Work to complete: Reproduce every entry below precisely; do not include the pictures.

Information shown:

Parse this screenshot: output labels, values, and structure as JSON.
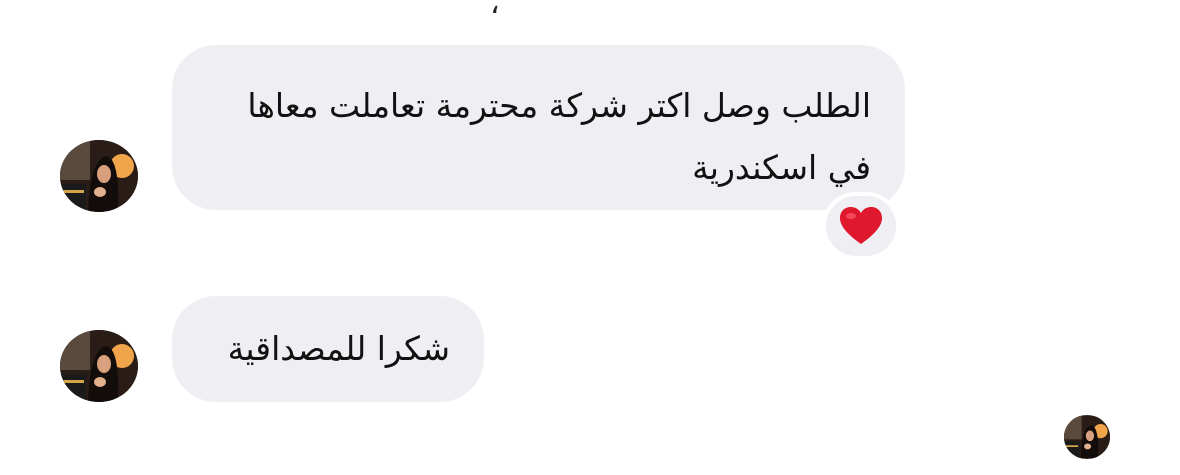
{
  "chat": {
    "top_fragment": "،",
    "messages": [
      {
        "text": "الطلب وصل اكتر شركة محترمة تعاملت معاها في اسكندرية",
        "reaction": "red-heart-icon"
      },
      {
        "text": "شكرا للمصداقية"
      }
    ]
  },
  "colors": {
    "bubble_background": "#efeff3",
    "heart": "#e0182d",
    "text": "#111111"
  }
}
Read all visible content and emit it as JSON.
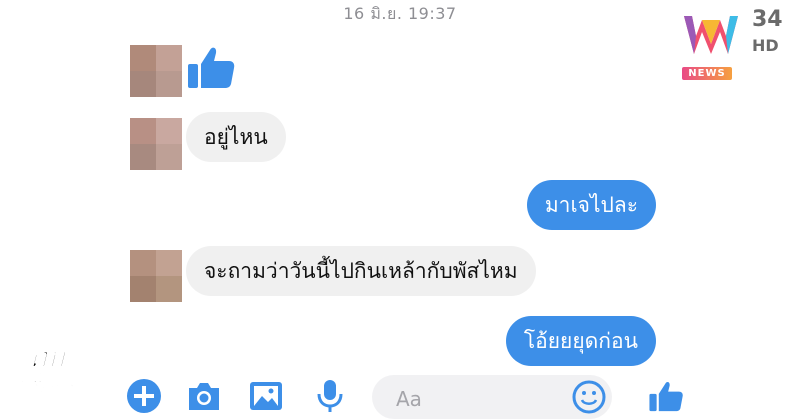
{
  "header": {
    "timestamp": "16 มิ.ย. 19:37"
  },
  "channel": {
    "number": "34",
    "hd": "HD",
    "news": "NEWS"
  },
  "watermark": {
    "line1": "ทุบ",
    "line2": "โต๊ะข่าว"
  },
  "messages": [
    {
      "side": "in",
      "type": "like"
    },
    {
      "side": "in",
      "text": "อยู่ไหน"
    },
    {
      "side": "out",
      "text": "มาเจไปละ"
    },
    {
      "side": "in",
      "text": "จะถามว่าวันนี้ไปกินเหล้ากับพัสไหม"
    },
    {
      "side": "out",
      "text": "โอ้ยยยุดก่อน"
    }
  ],
  "composer": {
    "placeholder": "Aa",
    "icons": [
      "add-icon",
      "camera-icon",
      "image-icon",
      "microphone-icon",
      "emoji-icon",
      "like-icon"
    ]
  },
  "colors": {
    "accent": "#3d8fe8",
    "bubble_in": "#f0f0f0"
  }
}
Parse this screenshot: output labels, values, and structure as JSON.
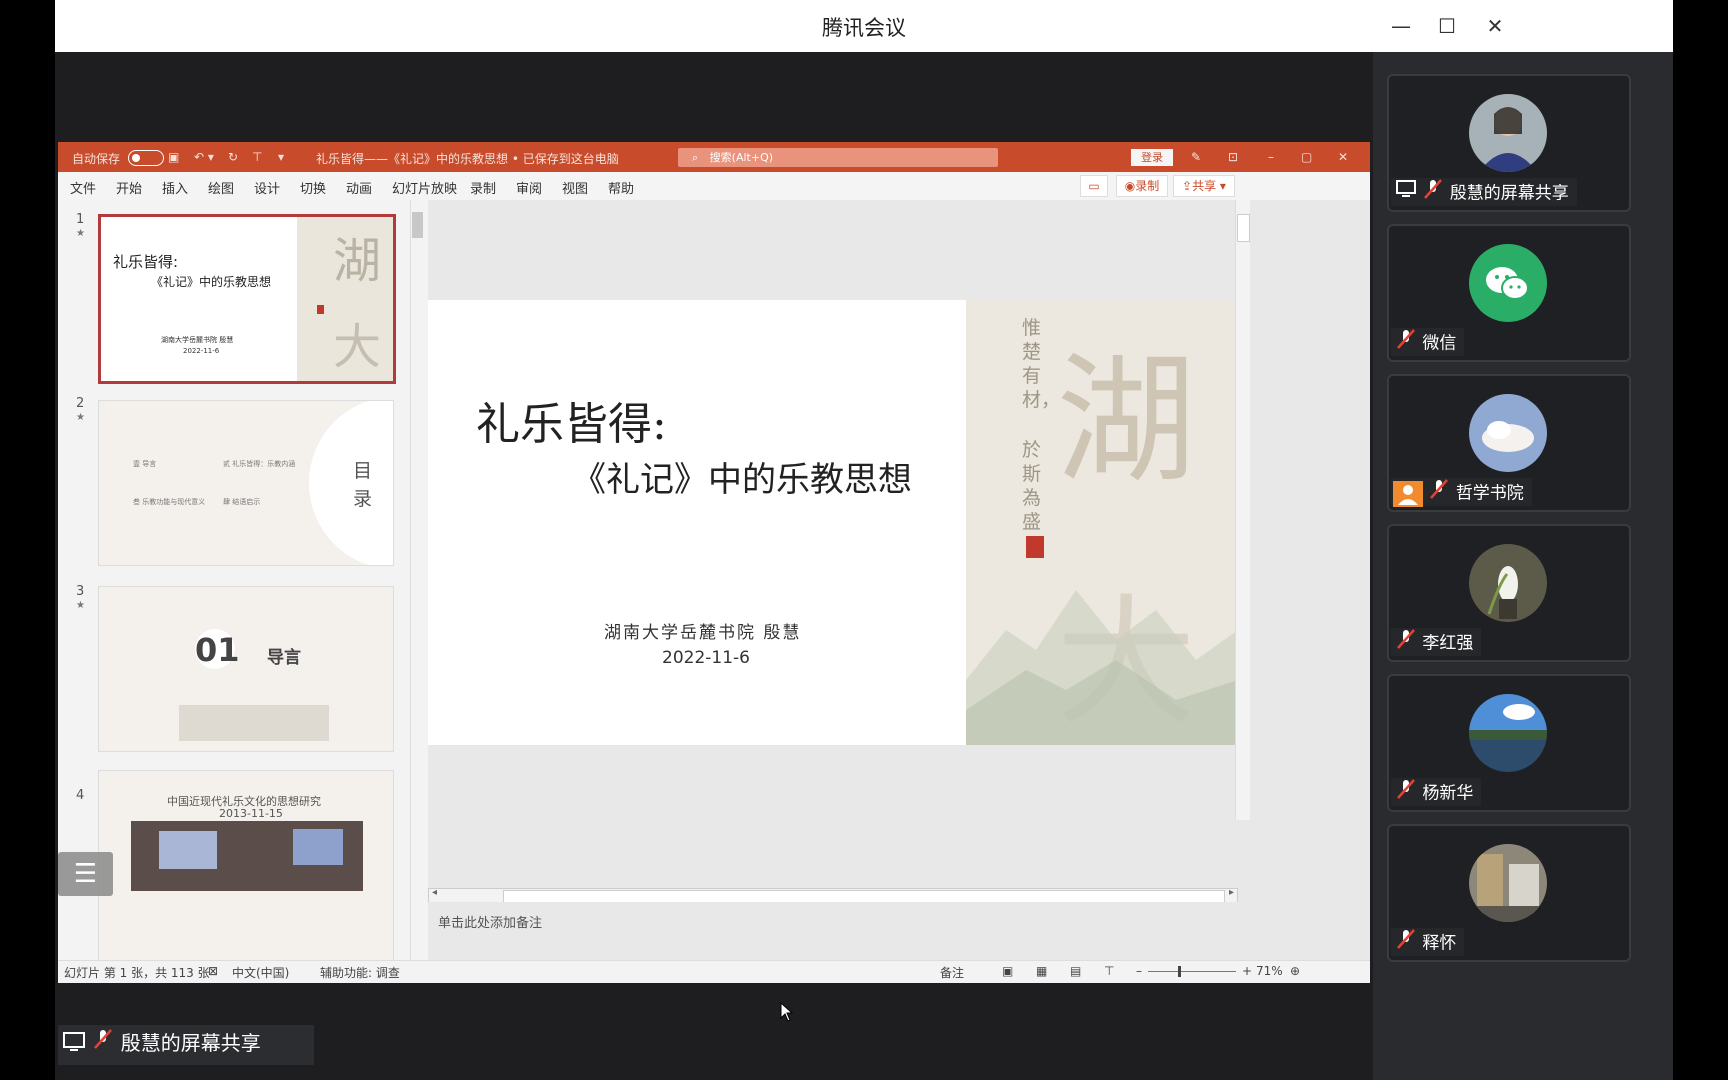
{
  "window": {
    "title": "腾讯会议"
  },
  "ppt": {
    "autosave_label": "自动保存",
    "autosave_state": "关",
    "doc_title": "礼乐皆得——《礼记》中的乐教思想 • 已保存到这台电脑",
    "search_placeholder": "搜索(Alt+Q)",
    "login_label": "登录",
    "menu": [
      "文件",
      "开始",
      "插入",
      "绘图",
      "设计",
      "切换",
      "动画",
      "幻灯片放映",
      "录制",
      "审阅",
      "视图",
      "帮助"
    ],
    "record_label": "录制",
    "share_label": "共享"
  },
  "thumbnails": [
    {
      "num": "1",
      "star": "★",
      "title": "礼乐皆得:",
      "subtitle": "《礼记》中的乐教思想",
      "author": "湖南大学岳麓书院 殷慧",
      "date": "2022-11-6"
    },
    {
      "num": "2",
      "star": "★",
      "toc_title": "目录",
      "items": [
        "壹 导言",
        "贰 礼乐皆得：乐教内涵",
        "叁 乐教功能与现代意义",
        "肆 结语启示"
      ]
    },
    {
      "num": "3",
      "star": "★",
      "section_num": "01",
      "section_title": "导言"
    },
    {
      "num": "4",
      "line1": "中国近现代礼乐文化的思想研究",
      "line2": "2013-11-15"
    }
  ],
  "slide": {
    "title": "礼乐皆得:",
    "subtitle": "《礼记》中的乐教思想",
    "author": "湖南大学岳麓书院 殷慧",
    "date": "2022-11-6",
    "big_char_1": "湖",
    "big_char_2": "大",
    "vert_text_1": "惟楚有材，",
    "vert_text_2": "於斯為盛"
  },
  "notes": {
    "placeholder": "单击此处添加备注"
  },
  "status": {
    "slide_info": "幻灯片 第 1 张，共 113 张",
    "language": "中文(中国)",
    "accessibility": "辅助功能: 调查",
    "notes_btn": "备注",
    "zoom": "71%"
  },
  "share_label": "殷慧的屏幕共享",
  "participants": [
    {
      "name": "殷慧的屏幕共享",
      "avatar": "person-photo",
      "screen_share": true
    },
    {
      "name": "微信",
      "avatar": "wechat-logo",
      "screen_share": false
    },
    {
      "name": "哲学书院",
      "avatar": "sky-photo",
      "screen_share": false
    },
    {
      "name": "李红强",
      "avatar": "flower-photo",
      "screen_share": false
    },
    {
      "name": "杨新华",
      "avatar": "lake-photo",
      "screen_share": false
    },
    {
      "name": "释怀",
      "avatar": "street-photo",
      "screen_share": false
    }
  ],
  "colors": {
    "ppt_accent": "#c84c2c",
    "selected_thumb": "#b23a3a",
    "wechat_green": "#2aae67"
  }
}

Correct output:
Parse this screenshot: output labels, values, and structure as JSON.
{
  "chat": {
    "top_fragment": "،",
    "messages": [
      {
        "text": "الطلب وصل اكتر شركة محترمة تعاملت معاها في اسكندرية",
        "reaction": "red-heart-icon"
      },
      {
        "text": "شكرا للمصداقية"
      }
    ]
  },
  "colors": {
    "bubble_background": "#efeff3",
    "heart": "#e0182d",
    "text": "#111111"
  }
}
Read all visible content and emit it as JSON.
{
  "header": {
    "timestamp": "16 มิ.ย. 19:37"
  },
  "channel": {
    "number": "34",
    "hd": "HD",
    "news": "NEWS"
  },
  "watermark": {
    "line1": "ทุบ",
    "line2": "โต๊ะข่าว"
  },
  "messages": [
    {
      "side": "in",
      "type": "like"
    },
    {
      "side": "in",
      "text": "อยู่ไหน"
    },
    {
      "side": "out",
      "text": "มาเจไปละ"
    },
    {
      "side": "in",
      "text": "จะถามว่าวันนี้ไปกินเหล้ากับพัสไหม"
    },
    {
      "side": "out",
      "text": "โอ้ยยยุดก่อน"
    }
  ],
  "composer": {
    "placeholder": "Aa",
    "icons": [
      "add-icon",
      "camera-icon",
      "image-icon",
      "microphone-icon",
      "emoji-icon",
      "like-icon"
    ]
  },
  "colors": {
    "accent": "#3d8fe8",
    "bubble_in": "#f0f0f0"
  }
}
Parse this screenshot: output labels, values, and structure as JSON.
{
  "window": {
    "title": "腾讯会议"
  },
  "ppt": {
    "autosave_label": "自动保存",
    "autosave_state": "关",
    "doc_title": "礼乐皆得——《礼记》中的乐教思想 • 已保存到这台电脑",
    "search_placeholder": "搜索(Alt+Q)",
    "login_label": "登录",
    "menu": [
      "文件",
      "开始",
      "插入",
      "绘图",
      "设计",
      "切换",
      "动画",
      "幻灯片放映",
      "录制",
      "审阅",
      "视图",
      "帮助"
    ],
    "record_label": "录制",
    "share_label": "共享"
  },
  "thumbnails": [
    {
      "num": "1",
      "star": "★",
      "title": "礼乐皆得:",
      "subtitle": "《礼记》中的乐教思想",
      "author": "湖南大学岳麓书院 殷慧",
      "date": "2022-11-6"
    },
    {
      "num": "2",
      "star": "★",
      "toc_title": "目录",
      "items": [
        "壹 导言",
        "贰 礼乐皆得：乐教内涵",
        "叁 乐教功能与现代意义",
        "肆 结语启示"
      ]
    },
    {
      "num": "3",
      "star": "★",
      "section_num": "01",
      "section_title": "导言"
    },
    {
      "num": "4",
      "line1": "中国近现代礼乐文化的思想研究",
      "line2": "2013-11-15"
    }
  ],
  "slide": {
    "title": "礼乐皆得:",
    "subtitle": "《礼记》中的乐教思想",
    "author": "湖南大学岳麓书院 殷慧",
    "date": "2022-11-6",
    "big_char_1": "湖",
    "big_char_2": "大",
    "vert_text_1": "惟楚有材，",
    "vert_text_2": "於斯為盛"
  },
  "notes": {
    "placeholder": "单击此处添加备注"
  },
  "status": {
    "slide_info": "幻灯片 第 1 张，共 113 张",
    "language": "中文(中国)",
    "accessibility": "辅助功能: 调查",
    "notes_btn": "备注",
    "zoom": "71%"
  },
  "share_label": "殷慧的屏幕共享",
  "participants": [
    {
      "name": "殷慧的屏幕共享",
      "avatar": "person-photo",
      "screen_share": true
    },
    {
      "name": "微信",
      "avatar": "wechat-logo",
      "screen_share": false
    },
    {
      "name": "哲学书院",
      "avatar": "sky-photo",
      "screen_share": false
    },
    {
      "name": "李红强",
      "avatar": "flower-photo",
      "screen_share": false
    },
    {
      "name": "杨新华",
      "avatar": "lake-photo",
      "screen_share": false
    },
    {
      "name": "释怀",
      "avatar": "street-photo",
      "screen_share": false
    }
  ],
  "colors": {
    "ppt_accent": "#c84c2c",
    "selected_thumb": "#b23a3a",
    "wechat_green": "#2aae67"
  }
}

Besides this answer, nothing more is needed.